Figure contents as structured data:
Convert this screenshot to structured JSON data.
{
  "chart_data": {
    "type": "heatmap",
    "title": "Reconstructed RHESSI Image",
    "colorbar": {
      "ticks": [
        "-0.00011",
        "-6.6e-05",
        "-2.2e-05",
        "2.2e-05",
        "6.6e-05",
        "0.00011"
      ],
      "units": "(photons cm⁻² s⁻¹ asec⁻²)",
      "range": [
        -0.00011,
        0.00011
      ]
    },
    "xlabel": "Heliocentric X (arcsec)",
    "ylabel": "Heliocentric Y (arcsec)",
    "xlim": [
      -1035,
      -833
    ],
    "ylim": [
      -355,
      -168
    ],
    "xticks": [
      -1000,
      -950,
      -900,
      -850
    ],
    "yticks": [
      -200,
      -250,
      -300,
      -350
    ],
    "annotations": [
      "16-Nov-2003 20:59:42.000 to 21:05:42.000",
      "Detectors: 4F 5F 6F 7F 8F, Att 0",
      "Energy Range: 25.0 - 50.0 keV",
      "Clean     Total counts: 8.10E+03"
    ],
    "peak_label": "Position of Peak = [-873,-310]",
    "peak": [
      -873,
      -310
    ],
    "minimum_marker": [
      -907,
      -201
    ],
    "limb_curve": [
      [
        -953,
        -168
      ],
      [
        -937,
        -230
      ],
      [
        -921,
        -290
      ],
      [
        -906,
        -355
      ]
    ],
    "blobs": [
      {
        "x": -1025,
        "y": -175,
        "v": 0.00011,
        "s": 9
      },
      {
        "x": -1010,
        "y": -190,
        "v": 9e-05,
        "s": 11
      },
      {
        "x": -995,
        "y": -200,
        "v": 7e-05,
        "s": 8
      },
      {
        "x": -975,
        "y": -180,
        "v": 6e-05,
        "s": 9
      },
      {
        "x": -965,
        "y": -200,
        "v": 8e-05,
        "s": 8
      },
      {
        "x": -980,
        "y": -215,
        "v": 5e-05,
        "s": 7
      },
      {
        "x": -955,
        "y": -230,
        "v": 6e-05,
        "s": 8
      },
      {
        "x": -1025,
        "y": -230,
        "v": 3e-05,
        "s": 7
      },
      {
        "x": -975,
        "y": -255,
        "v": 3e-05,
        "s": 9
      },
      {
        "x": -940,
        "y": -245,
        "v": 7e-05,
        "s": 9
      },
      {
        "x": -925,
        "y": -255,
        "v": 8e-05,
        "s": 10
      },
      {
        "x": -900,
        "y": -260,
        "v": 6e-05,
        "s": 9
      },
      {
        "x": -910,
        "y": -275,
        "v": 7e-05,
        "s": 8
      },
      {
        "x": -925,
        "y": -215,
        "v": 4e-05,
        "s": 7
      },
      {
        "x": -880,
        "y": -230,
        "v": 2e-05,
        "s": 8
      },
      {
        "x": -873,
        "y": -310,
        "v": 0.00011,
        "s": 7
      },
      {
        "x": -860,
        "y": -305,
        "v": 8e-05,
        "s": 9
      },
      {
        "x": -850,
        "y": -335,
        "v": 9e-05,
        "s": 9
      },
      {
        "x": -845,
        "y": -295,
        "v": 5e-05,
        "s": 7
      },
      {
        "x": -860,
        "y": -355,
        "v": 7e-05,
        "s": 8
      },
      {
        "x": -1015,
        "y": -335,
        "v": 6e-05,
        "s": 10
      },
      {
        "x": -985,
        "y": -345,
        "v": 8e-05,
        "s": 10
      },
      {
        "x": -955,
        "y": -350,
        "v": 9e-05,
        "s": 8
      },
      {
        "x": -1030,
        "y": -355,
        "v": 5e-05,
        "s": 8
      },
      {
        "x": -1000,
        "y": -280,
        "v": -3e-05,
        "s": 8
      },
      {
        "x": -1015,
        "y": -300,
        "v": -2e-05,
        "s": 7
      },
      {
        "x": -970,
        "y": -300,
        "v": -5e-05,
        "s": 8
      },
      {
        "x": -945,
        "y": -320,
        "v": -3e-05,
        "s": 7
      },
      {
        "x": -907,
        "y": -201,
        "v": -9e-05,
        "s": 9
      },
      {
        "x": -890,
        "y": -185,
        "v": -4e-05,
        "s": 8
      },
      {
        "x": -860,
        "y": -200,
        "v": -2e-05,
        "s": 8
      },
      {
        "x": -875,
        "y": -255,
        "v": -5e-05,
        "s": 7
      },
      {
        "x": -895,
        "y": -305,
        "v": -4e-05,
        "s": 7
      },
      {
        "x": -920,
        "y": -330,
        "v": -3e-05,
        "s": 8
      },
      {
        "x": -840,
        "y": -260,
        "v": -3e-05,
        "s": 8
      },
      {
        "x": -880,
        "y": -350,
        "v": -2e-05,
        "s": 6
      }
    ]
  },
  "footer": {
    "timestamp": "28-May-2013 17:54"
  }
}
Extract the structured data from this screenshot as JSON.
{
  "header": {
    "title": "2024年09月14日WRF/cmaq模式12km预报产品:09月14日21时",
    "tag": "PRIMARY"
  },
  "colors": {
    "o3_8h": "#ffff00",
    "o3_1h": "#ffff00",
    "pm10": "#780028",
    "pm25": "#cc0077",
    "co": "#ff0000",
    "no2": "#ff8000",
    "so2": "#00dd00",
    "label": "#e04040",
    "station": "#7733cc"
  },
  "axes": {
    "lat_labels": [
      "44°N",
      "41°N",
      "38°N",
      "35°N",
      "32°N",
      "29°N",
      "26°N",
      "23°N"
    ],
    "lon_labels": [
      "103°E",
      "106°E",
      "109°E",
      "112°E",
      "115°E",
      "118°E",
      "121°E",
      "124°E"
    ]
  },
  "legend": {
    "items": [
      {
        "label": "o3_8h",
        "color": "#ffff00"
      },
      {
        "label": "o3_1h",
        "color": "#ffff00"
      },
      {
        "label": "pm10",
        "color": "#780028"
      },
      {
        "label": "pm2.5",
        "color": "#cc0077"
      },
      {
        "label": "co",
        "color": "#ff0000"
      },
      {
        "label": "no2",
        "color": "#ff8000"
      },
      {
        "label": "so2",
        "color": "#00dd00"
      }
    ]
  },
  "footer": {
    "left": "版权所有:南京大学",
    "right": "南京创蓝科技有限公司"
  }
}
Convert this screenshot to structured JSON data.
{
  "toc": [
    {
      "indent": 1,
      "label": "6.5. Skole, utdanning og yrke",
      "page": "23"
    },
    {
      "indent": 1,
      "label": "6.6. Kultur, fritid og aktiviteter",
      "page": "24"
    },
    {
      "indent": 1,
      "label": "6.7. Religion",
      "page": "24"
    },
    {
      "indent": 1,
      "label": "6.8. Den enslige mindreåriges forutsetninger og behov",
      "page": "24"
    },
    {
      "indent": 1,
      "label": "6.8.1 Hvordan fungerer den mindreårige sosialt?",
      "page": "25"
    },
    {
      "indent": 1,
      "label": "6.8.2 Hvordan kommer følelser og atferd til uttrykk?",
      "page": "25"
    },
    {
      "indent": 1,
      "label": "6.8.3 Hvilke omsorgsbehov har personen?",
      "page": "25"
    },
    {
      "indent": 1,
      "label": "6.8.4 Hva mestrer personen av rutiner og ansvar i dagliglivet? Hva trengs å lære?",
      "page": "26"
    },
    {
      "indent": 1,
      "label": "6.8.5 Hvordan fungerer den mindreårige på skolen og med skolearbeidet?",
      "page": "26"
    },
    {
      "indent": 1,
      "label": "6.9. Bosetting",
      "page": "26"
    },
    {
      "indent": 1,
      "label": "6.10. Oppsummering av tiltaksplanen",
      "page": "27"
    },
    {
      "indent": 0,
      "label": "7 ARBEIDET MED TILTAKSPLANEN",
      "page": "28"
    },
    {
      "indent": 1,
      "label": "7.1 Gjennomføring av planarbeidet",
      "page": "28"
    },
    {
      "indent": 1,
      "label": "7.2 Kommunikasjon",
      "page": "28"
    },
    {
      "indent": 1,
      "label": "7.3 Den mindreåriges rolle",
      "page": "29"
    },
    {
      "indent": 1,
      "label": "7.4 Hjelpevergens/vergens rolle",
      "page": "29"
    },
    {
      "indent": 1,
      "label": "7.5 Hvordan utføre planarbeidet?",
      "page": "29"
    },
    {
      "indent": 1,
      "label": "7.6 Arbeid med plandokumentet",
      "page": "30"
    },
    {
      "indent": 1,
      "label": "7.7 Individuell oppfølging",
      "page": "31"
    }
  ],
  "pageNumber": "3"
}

> [Objective]:
Using the material above, count the lines containing the word "title". Reply with the number alone.

> [Task result]:
2